STATED EXERCISE ▸
Where a line holds the string "pattern", return that line.

##### PROVIDED MATERIAL #####

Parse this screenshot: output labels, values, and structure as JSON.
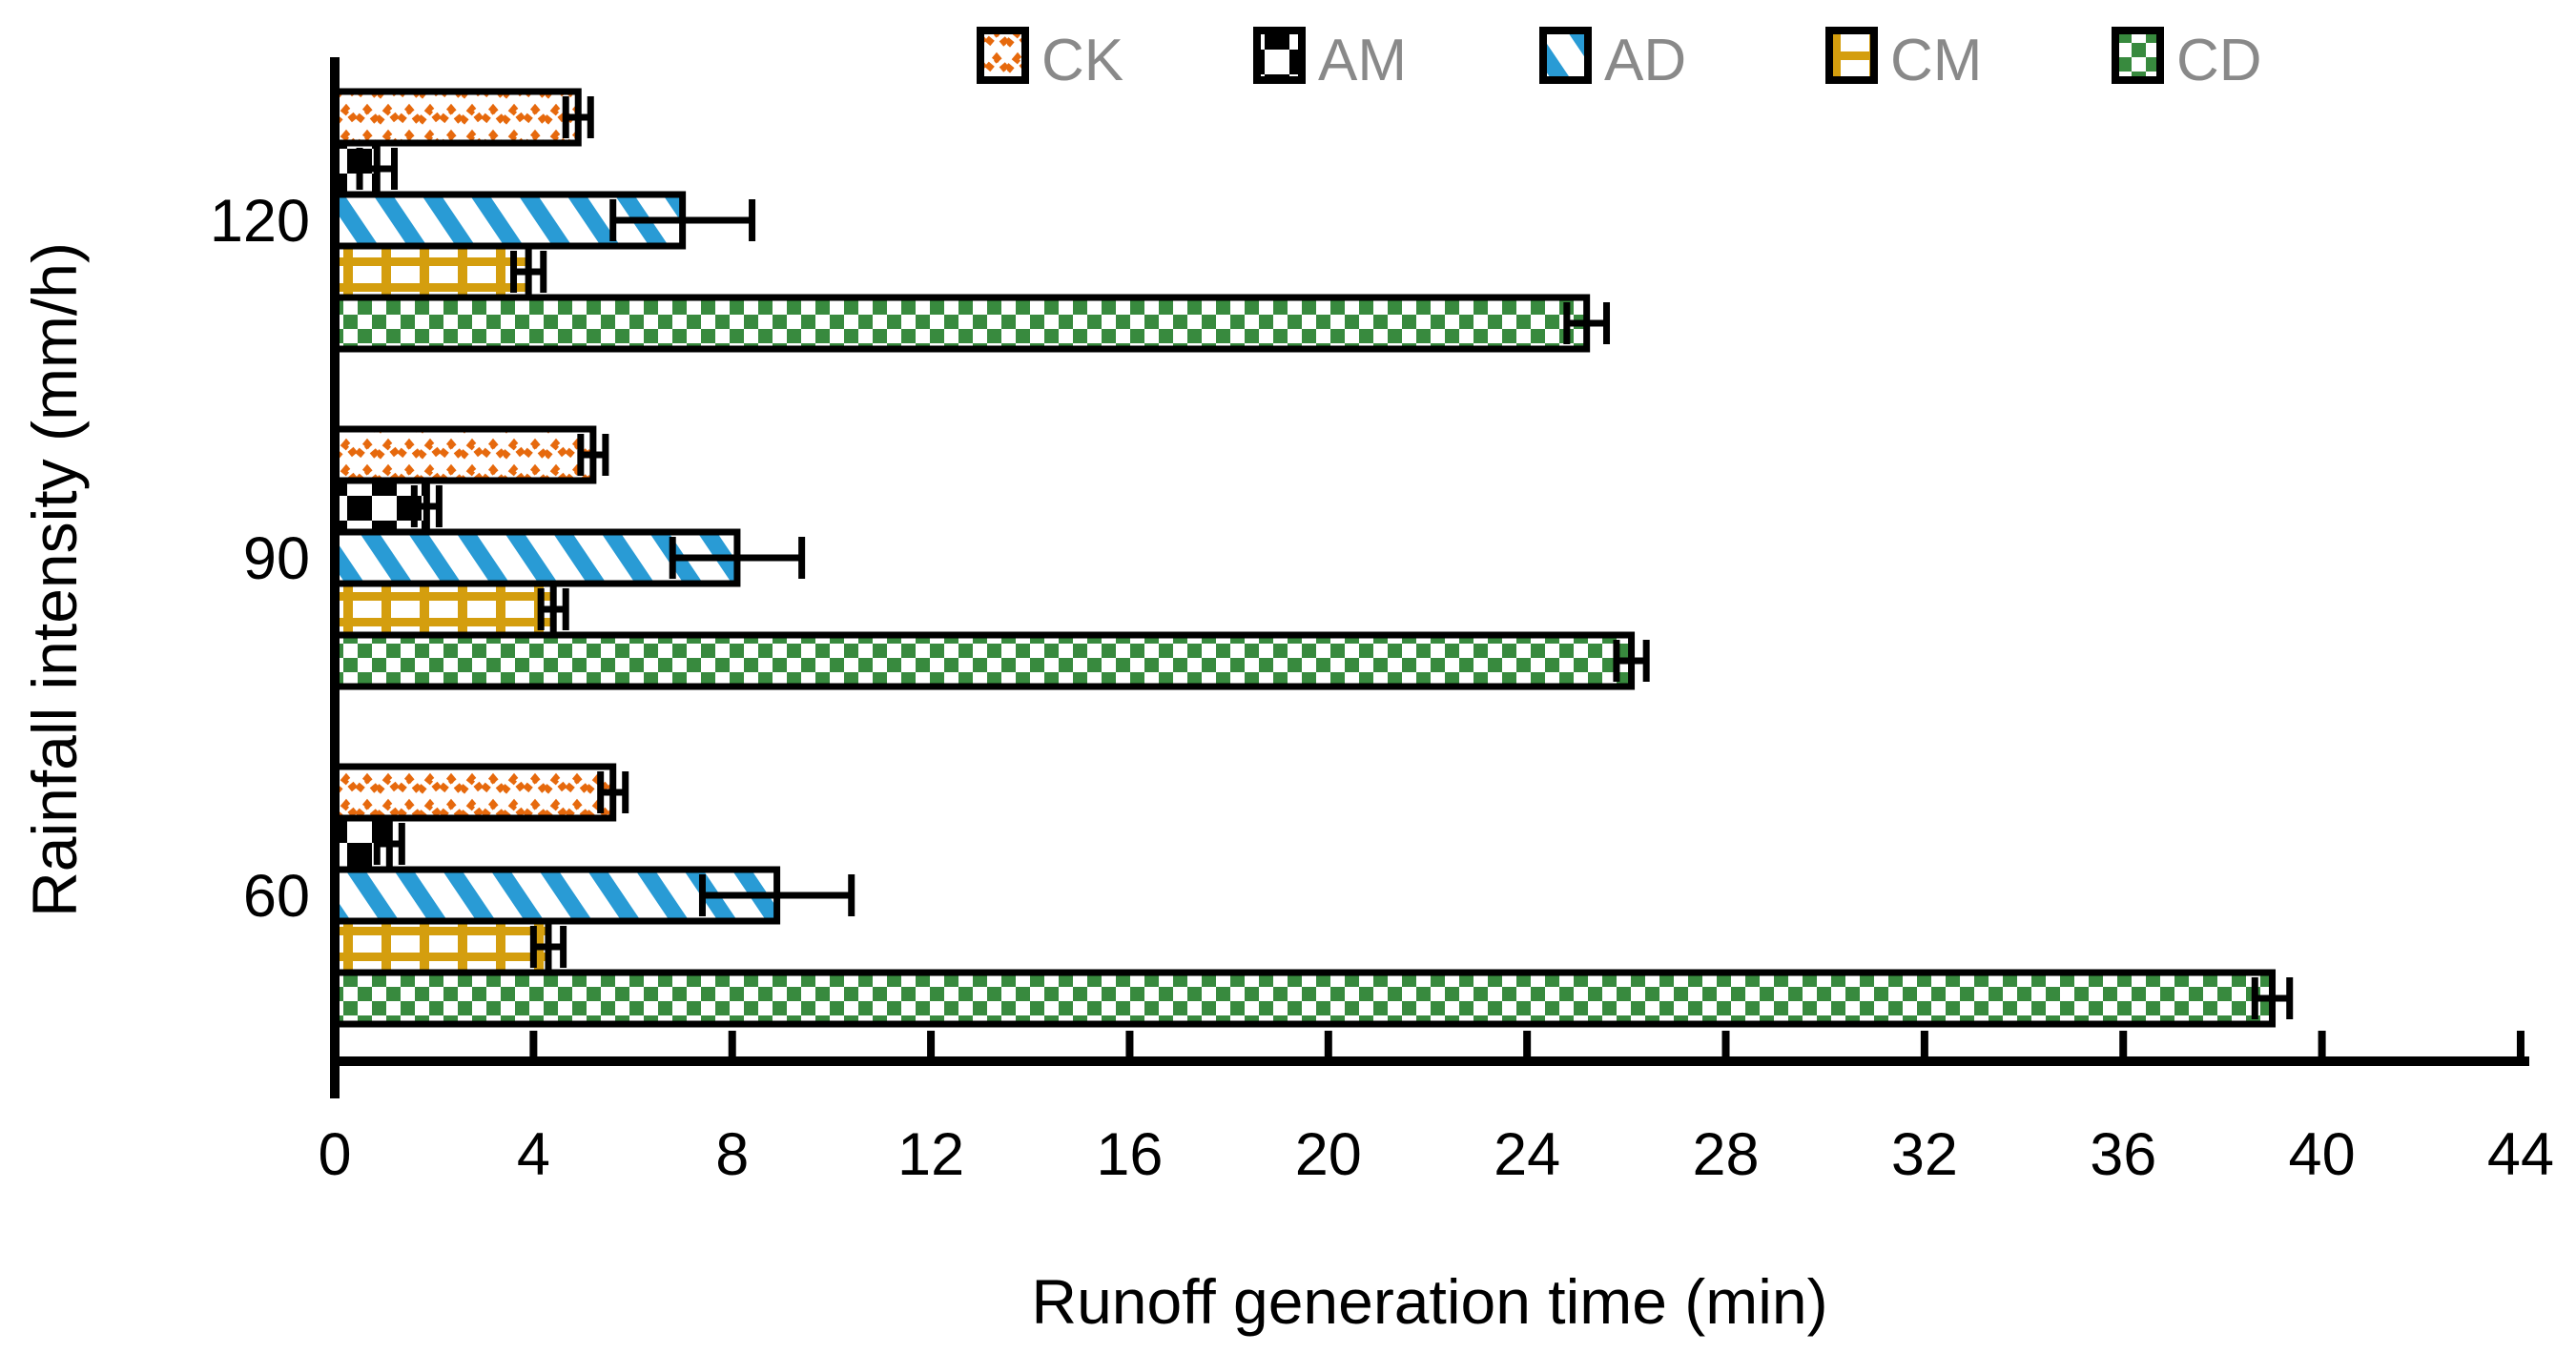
{
  "chart_data": {
    "type": "bar",
    "orientation": "horizontal",
    "title": "",
    "xlabel": "Runoff generation time (min)",
    "ylabel": "Rainfall intensity (mm/h)",
    "categories": [
      "120",
      "90",
      "60"
    ],
    "xlim": [
      0,
      44
    ],
    "x_ticks": [
      0,
      4,
      8,
      12,
      16,
      20,
      24,
      28,
      32,
      36,
      40,
      44
    ],
    "grid": "off",
    "legend_position": "top",
    "series": [
      {
        "name": "CK",
        "pattern": "orange-zigzag-dots",
        "color": "#E6690D",
        "values": [
          4.9,
          5.2,
          5.6
        ],
        "errors": [
          0.25,
          0.25,
          0.25
        ]
      },
      {
        "name": "AM",
        "pattern": "black-checkerboard",
        "color": "#000000",
        "values": [
          0.85,
          1.85,
          1.1
        ],
        "errors": [
          0.35,
          0.25,
          0.25
        ]
      },
      {
        "name": "AD",
        "pattern": "blue-diagonal-stripes",
        "color": "#299BD5",
        "values": [
          7.0,
          8.1,
          8.9
        ],
        "errors": [
          1.4,
          1.3,
          1.5
        ]
      },
      {
        "name": "CM",
        "pattern": "gold-grid",
        "color": "#D49E0E",
        "values": [
          3.9,
          4.4,
          4.3
        ],
        "errors": [
          0.3,
          0.25,
          0.3
        ]
      },
      {
        "name": "CD",
        "pattern": "green-checkerboard",
        "color": "#388A3E",
        "values": [
          25.2,
          26.1,
          39.0
        ],
        "errors": [
          0.4,
          0.3,
          0.35
        ]
      }
    ],
    "axis_color": "#000000",
    "error_bar_color": "#000000"
  }
}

#####

EXERCISE SOLUTION ▸
        "pattern": "orange-zigzag-dots",
        "pattern": "black-checkerboard",
        "pattern": "blue-diagonal-stripes",
        "pattern": "gold-grid",
        "pattern": "green-checkerboard",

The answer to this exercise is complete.